Problem
Leave out the images; return the rest of the data exactly.

_ _ _

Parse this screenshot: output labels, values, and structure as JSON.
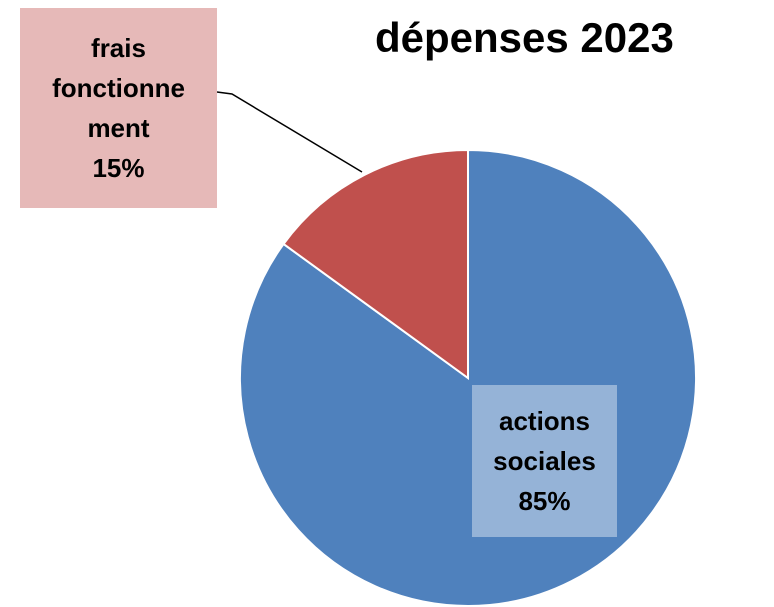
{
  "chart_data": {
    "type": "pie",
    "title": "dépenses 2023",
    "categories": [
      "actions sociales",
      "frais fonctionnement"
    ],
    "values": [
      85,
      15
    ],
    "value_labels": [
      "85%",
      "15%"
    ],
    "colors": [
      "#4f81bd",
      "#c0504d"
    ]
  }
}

_ _ _

Task result
Parse this screenshot: output labels, values, and structure as JSON.
{
  "chart_data": {
    "type": "pie",
    "title": "dépenses 2023",
    "categories": [
      "actions sociales",
      "frais fonctionnement"
    ],
    "values": [
      85,
      15
    ],
    "value_labels": [
      "85%",
      "15%"
    ],
    "colors": [
      "#4f81bd",
      "#c0504d"
    ]
  }
}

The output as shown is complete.